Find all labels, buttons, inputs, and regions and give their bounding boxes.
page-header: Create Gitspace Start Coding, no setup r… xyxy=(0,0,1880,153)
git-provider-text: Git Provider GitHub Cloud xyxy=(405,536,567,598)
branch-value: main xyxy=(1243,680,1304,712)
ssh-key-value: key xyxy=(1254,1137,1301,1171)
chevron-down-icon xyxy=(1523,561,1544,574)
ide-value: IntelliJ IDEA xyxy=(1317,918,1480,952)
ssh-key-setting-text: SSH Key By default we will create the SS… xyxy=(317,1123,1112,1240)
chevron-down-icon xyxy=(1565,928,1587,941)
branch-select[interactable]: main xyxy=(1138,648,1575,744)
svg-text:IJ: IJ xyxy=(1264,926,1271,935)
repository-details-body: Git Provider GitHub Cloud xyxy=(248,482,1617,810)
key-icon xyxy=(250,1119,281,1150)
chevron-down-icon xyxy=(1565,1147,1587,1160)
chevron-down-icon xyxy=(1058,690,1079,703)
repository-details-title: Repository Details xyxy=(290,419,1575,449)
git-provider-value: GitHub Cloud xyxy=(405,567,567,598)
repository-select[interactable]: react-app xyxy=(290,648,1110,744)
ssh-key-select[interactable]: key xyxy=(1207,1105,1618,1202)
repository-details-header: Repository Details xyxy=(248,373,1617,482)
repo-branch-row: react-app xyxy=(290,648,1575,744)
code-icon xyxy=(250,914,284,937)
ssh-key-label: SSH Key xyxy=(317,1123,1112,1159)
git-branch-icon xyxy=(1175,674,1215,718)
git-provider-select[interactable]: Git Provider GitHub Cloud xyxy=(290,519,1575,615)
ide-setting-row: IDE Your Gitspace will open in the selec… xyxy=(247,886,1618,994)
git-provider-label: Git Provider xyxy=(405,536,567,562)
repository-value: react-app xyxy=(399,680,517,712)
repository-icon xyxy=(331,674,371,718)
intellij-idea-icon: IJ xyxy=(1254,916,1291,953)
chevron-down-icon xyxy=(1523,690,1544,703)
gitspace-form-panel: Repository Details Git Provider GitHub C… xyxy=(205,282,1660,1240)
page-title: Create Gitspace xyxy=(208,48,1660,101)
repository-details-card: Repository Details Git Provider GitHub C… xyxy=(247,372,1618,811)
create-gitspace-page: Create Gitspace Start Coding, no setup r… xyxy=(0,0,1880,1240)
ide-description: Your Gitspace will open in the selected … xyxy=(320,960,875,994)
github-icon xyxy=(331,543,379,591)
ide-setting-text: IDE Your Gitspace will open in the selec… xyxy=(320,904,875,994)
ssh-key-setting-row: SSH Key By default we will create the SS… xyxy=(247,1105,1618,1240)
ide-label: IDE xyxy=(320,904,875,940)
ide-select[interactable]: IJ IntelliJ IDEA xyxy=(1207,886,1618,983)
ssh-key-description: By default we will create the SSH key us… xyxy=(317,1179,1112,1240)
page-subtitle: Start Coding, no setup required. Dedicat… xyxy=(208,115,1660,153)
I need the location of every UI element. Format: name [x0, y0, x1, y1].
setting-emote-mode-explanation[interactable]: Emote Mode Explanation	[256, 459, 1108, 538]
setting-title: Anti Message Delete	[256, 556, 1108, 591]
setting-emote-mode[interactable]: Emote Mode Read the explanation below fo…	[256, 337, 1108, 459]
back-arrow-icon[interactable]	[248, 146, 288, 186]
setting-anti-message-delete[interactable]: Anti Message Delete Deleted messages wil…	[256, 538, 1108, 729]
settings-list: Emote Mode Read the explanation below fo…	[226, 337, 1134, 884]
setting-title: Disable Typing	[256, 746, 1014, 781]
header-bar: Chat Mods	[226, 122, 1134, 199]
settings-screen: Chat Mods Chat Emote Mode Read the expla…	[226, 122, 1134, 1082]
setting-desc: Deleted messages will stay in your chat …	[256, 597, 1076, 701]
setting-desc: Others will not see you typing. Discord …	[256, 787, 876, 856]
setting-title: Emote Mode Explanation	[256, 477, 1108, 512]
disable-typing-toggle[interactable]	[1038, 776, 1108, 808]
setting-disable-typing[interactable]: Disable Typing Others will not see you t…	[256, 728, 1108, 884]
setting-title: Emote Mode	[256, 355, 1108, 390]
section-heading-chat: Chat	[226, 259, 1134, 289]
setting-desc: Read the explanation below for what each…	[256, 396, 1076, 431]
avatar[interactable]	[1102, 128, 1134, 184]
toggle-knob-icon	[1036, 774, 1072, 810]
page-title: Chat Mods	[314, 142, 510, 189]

· · · ·

### あなたの課題
上のレコードをすべて、一行ずつ一字も変えずに出力してもらえますか？

### 演習の結果
Find all labels, buttons, inputs, and regions and give their bounding boxes.
page-header: Create Gitspace Start Coding, no setup r… xyxy=(0,0,1880,153)
git-provider-text: Git Provider GitHub Cloud xyxy=(405,536,567,598)
branch-value: main xyxy=(1243,680,1304,712)
ssh-key-value: key xyxy=(1254,1137,1301,1171)
chevron-down-icon xyxy=(1523,561,1544,574)
ide-value: IntelliJ IDEA xyxy=(1317,918,1480,952)
ssh-key-setting-text: SSH Key By default we will create the SS… xyxy=(317,1123,1112,1240)
chevron-down-icon xyxy=(1565,928,1587,941)
branch-select[interactable]: main xyxy=(1138,648,1575,744)
svg-text:IJ: IJ xyxy=(1264,926,1271,935)
repository-details-body: Git Provider GitHub Cloud xyxy=(248,482,1617,810)
key-icon xyxy=(250,1119,281,1150)
chevron-down-icon xyxy=(1565,1147,1587,1160)
chevron-down-icon xyxy=(1058,690,1079,703)
repository-details-title: Repository Details xyxy=(290,419,1575,449)
git-provider-value: GitHub Cloud xyxy=(405,567,567,598)
repository-select[interactable]: react-app xyxy=(290,648,1110,744)
ssh-key-select[interactable]: key xyxy=(1207,1105,1618,1202)
repository-details-header: Repository Details xyxy=(248,373,1617,482)
repo-branch-row: react-app xyxy=(290,648,1575,744)
code-icon xyxy=(250,914,284,937)
ssh-key-label: SSH Key xyxy=(317,1123,1112,1159)
git-branch-icon xyxy=(1175,674,1215,718)
git-provider-select[interactable]: Git Provider GitHub Cloud xyxy=(290,519,1575,615)
ide-setting-row: IDE Your Gitspace will open in the selec… xyxy=(247,886,1618,994)
git-provider-label: Git Provider xyxy=(405,536,567,562)
repository-value: react-app xyxy=(399,680,517,712)
repository-icon xyxy=(331,674,371,718)
intellij-idea-icon: IJ xyxy=(1254,916,1291,953)
chevron-down-icon xyxy=(1523,690,1544,703)
gitspace-form-panel: Repository Details Git Provider GitHub C… xyxy=(205,282,1660,1240)
page-title: Create Gitspace xyxy=(208,48,1660,101)
repository-details-card: Repository Details Git Provider GitHub C… xyxy=(247,372,1618,811)
create-gitspace-page: Create Gitspace Start Coding, no setup r… xyxy=(0,0,1880,1240)
ide-description: Your Gitspace will open in the selected … xyxy=(320,960,875,994)
github-icon xyxy=(331,543,379,591)
ide-setting-text: IDE Your Gitspace will open in the selec… xyxy=(320,904,875,994)
ssh-key-setting-row: SSH Key By default we will create the SS… xyxy=(247,1105,1618,1240)
ide-label: IDE xyxy=(320,904,875,940)
ide-select[interactable]: IJ IntelliJ IDEA xyxy=(1207,886,1618,983)
ssh-key-description: By default we will create the SSH key us… xyxy=(317,1179,1112,1240)
page-subtitle: Start Coding, no setup required. Dedicat… xyxy=(208,115,1660,153)
I need the location of every UI element. Format: name [x0, y0, x1, y1].
setting-emote-mode-explanation[interactable]: Emote Mode Explanation	[256, 459, 1108, 538]
setting-title: Anti Message Delete	[256, 556, 1108, 591]
setting-emote-mode[interactable]: Emote Mode Read the explanation below fo…	[256, 337, 1108, 459]
back-arrow-icon[interactable]	[248, 146, 288, 186]
setting-anti-message-delete[interactable]: Anti Message Delete Deleted messages wil…	[256, 538, 1108, 729]
settings-list: Emote Mode Read the explanation below fo…	[226, 337, 1134, 884]
setting-title: Disable Typing	[256, 746, 1014, 781]
header-bar: Chat Mods	[226, 122, 1134, 199]
settings-screen: Chat Mods Chat Emote Mode Read the expla…	[226, 122, 1134, 1082]
setting-desc: Deleted messages will stay in your chat …	[256, 597, 1076, 701]
setting-desc: Others will not see you typing. Discord …	[256, 787, 876, 856]
setting-title: Emote Mode Explanation	[256, 477, 1108, 512]
disable-typing-toggle[interactable]	[1038, 776, 1108, 808]
setting-disable-typing[interactable]: Disable Typing Others will not see you t…	[256, 728, 1108, 884]
setting-title: Emote Mode	[256, 355, 1108, 390]
section-heading-chat: Chat	[226, 259, 1134, 289]
setting-desc: Read the explanation below for what each…	[256, 396, 1076, 431]
avatar[interactable]	[1102, 128, 1134, 184]
toggle-knob-icon	[1036, 774, 1072, 810]
page-title: Chat Mods	[314, 142, 510, 189]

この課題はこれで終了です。